## What to work on
Starting at the line that contains "Convert this document image to plain text.", copy each line through the end of the listing below. Include both ends and output nothing more.

## Records to process
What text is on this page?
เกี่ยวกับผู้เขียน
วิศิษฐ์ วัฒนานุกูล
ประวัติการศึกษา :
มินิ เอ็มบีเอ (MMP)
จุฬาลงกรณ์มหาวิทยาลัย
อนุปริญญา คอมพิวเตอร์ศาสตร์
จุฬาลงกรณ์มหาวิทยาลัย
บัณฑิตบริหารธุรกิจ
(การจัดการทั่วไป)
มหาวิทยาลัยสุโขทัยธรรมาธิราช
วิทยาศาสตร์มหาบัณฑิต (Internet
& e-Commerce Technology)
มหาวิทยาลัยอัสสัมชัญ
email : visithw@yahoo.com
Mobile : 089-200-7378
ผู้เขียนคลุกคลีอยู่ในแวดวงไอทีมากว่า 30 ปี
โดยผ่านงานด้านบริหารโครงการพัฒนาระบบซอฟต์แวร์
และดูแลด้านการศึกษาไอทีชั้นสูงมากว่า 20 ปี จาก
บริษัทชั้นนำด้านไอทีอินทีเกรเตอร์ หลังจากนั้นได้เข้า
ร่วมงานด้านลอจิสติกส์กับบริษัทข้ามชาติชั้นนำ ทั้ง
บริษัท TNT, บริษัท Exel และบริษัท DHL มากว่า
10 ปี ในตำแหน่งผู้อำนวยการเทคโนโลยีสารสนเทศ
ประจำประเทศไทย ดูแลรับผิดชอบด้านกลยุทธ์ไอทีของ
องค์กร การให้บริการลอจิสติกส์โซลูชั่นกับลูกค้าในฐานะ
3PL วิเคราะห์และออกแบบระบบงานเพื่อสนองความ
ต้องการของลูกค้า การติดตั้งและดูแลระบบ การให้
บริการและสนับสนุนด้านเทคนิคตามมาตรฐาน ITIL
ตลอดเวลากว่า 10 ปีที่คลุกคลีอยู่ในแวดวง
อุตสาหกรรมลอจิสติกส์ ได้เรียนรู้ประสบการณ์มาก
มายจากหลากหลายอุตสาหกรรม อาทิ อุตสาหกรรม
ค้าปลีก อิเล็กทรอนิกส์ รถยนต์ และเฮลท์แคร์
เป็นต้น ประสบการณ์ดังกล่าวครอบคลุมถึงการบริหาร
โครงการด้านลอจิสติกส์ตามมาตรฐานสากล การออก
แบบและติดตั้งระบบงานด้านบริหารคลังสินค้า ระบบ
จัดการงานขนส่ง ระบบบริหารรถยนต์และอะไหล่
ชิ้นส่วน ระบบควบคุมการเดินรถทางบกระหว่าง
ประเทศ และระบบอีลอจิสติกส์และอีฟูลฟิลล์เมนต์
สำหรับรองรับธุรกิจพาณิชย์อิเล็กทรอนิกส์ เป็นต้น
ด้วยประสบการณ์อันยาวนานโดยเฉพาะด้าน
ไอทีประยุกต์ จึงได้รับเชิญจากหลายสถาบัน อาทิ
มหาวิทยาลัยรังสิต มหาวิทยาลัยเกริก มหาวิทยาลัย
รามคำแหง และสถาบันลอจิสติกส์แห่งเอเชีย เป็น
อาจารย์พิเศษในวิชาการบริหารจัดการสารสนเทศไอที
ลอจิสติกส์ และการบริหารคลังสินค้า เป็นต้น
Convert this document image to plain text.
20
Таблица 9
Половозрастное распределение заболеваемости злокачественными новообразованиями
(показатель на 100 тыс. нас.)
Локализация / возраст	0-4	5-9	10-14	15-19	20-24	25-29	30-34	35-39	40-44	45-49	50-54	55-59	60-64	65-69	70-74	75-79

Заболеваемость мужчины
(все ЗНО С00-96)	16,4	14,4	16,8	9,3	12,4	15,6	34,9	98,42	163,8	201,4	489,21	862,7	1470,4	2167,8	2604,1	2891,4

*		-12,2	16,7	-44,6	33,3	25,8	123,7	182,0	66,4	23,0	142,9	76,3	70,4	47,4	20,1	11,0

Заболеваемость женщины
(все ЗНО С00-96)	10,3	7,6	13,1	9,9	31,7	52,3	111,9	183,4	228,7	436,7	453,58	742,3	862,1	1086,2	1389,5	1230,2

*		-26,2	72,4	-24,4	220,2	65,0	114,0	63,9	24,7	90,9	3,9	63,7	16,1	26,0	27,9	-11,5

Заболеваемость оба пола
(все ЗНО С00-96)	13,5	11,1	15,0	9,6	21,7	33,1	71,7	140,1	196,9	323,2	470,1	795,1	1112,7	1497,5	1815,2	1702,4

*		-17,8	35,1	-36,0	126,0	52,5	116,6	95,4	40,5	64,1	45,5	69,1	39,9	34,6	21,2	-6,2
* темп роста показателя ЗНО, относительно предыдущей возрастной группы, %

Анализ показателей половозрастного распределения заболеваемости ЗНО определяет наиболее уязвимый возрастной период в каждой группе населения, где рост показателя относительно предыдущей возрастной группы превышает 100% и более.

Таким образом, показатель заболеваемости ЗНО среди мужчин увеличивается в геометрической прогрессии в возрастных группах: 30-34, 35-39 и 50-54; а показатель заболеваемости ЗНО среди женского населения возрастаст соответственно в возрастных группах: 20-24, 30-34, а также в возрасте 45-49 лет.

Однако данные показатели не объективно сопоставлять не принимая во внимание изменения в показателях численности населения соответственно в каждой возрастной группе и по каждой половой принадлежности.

## In response
Convert this document image to plain text.
20
Таблица 9
Половозрастное распределение заболеваемости злокачественными новообразованиями
(показатель на 100 тыс. нас.)
Локализация / возраст	0-4	5-9	10-14	15-19	20-24	25-29	30-34	35-39	40-44	45-49	50-54	55-59	60-64	65-69	70-74	75-79

Заболеваемость мужчины
(все ЗНО С00-96)	16,4	14,4	16,8	9,3	12,4	15,6	34,9	98,42	163,8	201,4	489,21	862,7	1470,4	2167,8	2604,1	2891,4

*		-12,2	16,7	-44,6	33,3	25,8	123,7	182,0	66,4	23,0	142,9	76,3	70,4	47,4	20,1	11,0

Заболеваемость женщины
(все ЗНО С00-96)	10,3	7,6	13,1	9,9	31,7	52,3	111,9	183,4	228,7	436,7	453,58	742,3	862,1	1086,2	1389,5	1230,2

*		-26,2	72,4	-24,4	220,2	65,0	114,0	63,9	24,7	90,9	3,9	63,7	16,1	26,0	27,9	-11,5

Заболеваемость оба пола
(все ЗНО С00-96)	13,5	11,1	15,0	9,6	21,7	33,1	71,7	140,1	196,9	323,2	470,1	795,1	1112,7	1497,5	1815,2	1702,4

*		-17,8	35,1	-36,0	126,0	52,5	116,6	95,4	40,5	64,1	45,5	69,1	39,9	34,6	21,2	-6,2
* темп роста показателя ЗНО, относительно предыдущей возрастной группы, %

Анализ показателей половозрастного распределения заболеваемости ЗНО определяет наиболее уязвимый возрастной период в каждой группе населения, где рост показателя относительно предыдущей возрастной группы превышает 100% и более.

Таким образом, показатель заболеваемости ЗНО среди мужчин увеличивается в геометрической прогрессии в возрастных группах: 30-34, 35-39 и 50-54; а показатель заболеваемости ЗНО среди женского населения возрастаст соответственно в возрастных группах: 20-24, 30-34, а также в возрасте 45-49 лет.

Однако данные показатели не объективно сопоставлять не принимая во внимание изменения в показателях численности населения соответственно в каждой возрастной группе и по каждой половой принадлежности.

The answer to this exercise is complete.